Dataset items
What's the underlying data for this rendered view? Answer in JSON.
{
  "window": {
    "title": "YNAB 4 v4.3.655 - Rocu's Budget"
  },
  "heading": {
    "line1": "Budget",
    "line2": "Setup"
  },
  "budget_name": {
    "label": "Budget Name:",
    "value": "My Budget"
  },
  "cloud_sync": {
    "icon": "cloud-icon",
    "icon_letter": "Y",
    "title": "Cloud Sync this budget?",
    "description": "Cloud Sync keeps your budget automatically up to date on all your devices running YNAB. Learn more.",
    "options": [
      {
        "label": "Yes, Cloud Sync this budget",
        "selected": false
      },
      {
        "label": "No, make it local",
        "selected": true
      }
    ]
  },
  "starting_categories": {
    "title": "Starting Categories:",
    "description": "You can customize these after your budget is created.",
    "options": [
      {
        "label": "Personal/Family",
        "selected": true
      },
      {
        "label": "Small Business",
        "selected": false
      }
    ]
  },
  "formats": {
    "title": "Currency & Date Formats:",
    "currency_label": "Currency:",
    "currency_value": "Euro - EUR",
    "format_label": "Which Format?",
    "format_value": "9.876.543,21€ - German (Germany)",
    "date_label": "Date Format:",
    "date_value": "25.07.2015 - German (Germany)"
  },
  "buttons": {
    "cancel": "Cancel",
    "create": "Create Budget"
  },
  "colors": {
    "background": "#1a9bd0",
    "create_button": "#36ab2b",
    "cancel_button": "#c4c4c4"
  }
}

WRITTEN INSTRUCTION → Search the entries for the word "this", then list each line that holds it.

RESULT →
What's the underlying data for this rendered view? Answer in JSON.
    "title": "Cloud Sync this budget?",
        "label": "Yes, Cloud Sync this budget",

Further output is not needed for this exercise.